Data entries:
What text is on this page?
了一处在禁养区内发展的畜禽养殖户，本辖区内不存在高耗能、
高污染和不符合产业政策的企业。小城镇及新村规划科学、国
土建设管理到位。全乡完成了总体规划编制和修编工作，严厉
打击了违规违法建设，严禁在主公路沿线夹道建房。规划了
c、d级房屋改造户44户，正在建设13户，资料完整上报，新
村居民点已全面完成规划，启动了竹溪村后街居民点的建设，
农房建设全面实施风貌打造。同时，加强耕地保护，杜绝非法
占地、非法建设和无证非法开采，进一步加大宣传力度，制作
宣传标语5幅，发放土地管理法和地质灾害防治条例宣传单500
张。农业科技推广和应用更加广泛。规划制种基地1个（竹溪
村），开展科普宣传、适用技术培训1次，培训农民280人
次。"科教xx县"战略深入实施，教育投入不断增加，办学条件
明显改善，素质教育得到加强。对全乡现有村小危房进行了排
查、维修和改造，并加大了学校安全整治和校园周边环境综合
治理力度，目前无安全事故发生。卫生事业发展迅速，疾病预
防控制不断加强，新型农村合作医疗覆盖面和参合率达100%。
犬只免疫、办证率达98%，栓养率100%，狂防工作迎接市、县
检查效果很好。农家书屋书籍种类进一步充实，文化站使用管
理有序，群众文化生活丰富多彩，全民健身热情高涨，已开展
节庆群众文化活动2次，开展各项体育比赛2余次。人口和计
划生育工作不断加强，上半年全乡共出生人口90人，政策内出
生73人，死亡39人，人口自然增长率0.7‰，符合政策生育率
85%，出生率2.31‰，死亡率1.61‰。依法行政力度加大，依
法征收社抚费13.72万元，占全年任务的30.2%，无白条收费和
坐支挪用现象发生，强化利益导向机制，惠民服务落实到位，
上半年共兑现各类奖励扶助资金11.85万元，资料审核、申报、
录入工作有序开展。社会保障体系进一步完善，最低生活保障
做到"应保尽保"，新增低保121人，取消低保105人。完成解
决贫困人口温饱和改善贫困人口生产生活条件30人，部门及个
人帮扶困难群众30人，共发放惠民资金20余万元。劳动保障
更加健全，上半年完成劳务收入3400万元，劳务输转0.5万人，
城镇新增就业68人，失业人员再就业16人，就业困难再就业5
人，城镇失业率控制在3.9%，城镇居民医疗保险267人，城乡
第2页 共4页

[TASK DETAILS]
Quote the whole listing above, leaving nothing out.

[THE SOLUTION]
What text is on this page?
了一处在禁养区内发展的畜禽养殖户，本辖区内不存在高耗能、
高污染和不符合产业政策的企业。小城镇及新村规划科学、国
土建设管理到位。全乡完成了总体规划编制和修编工作，严厉
打击了违规违法建设，严禁在主公路沿线夹道建房。规划了
c、d级房屋改造户44户，正在建设13户，资料完整上报，新
村居民点已全面完成规划，启动了竹溪村后街居民点的建设，
农房建设全面实施风貌打造。同时，加强耕地保护，杜绝非法
占地、非法建设和无证非法开采，进一步加大宣传力度，制作
宣传标语5幅，发放土地管理法和地质灾害防治条例宣传单500
张。农业科技推广和应用更加广泛。规划制种基地1个（竹溪
村），开展科普宣传、适用技术培训1次，培训农民280人
次。"科教xx县"战略深入实施，教育投入不断增加，办学条件
明显改善，素质教育得到加强。对全乡现有村小危房进行了排
查、维修和改造，并加大了学校安全整治和校园周边环境综合
治理力度，目前无安全事故发生。卫生事业发展迅速，疾病预
防控制不断加强，新型农村合作医疗覆盖面和参合率达100%。
犬只免疫、办证率达98%，栓养率100%，狂防工作迎接市、县
检查效果很好。农家书屋书籍种类进一步充实，文化站使用管
理有序，群众文化生活丰富多彩，全民健身热情高涨，已开展
节庆群众文化活动2次，开展各项体育比赛2余次。人口和计
划生育工作不断加强，上半年全乡共出生人口90人，政策内出
生73人，死亡39人，人口自然增长率0.7‰，符合政策生育率
85%，出生率2.31‰，死亡率1.61‰。依法行政力度加大，依
法征收社抚费13.72万元，占全年任务的30.2%，无白条收费和
坐支挪用现象发生，强化利益导向机制，惠民服务落实到位，
上半年共兑现各类奖励扶助资金11.85万元，资料审核、申报、
录入工作有序开展。社会保障体系进一步完善，最低生活保障
做到"应保尽保"，新增低保121人，取消低保105人。完成解
决贫困人口温饱和改善贫困人口生产生活条件30人，部门及个
人帮扶困难群众30人，共发放惠民资金20余万元。劳动保障
更加健全，上半年完成劳务收入3400万元，劳务输转0.5万人，
城镇新增就业68人，失业人员再就业16人，就业困难再就业5
人，城镇失业率控制在3.9%，城镇居民医疗保险267人，城乡
第2页 共4页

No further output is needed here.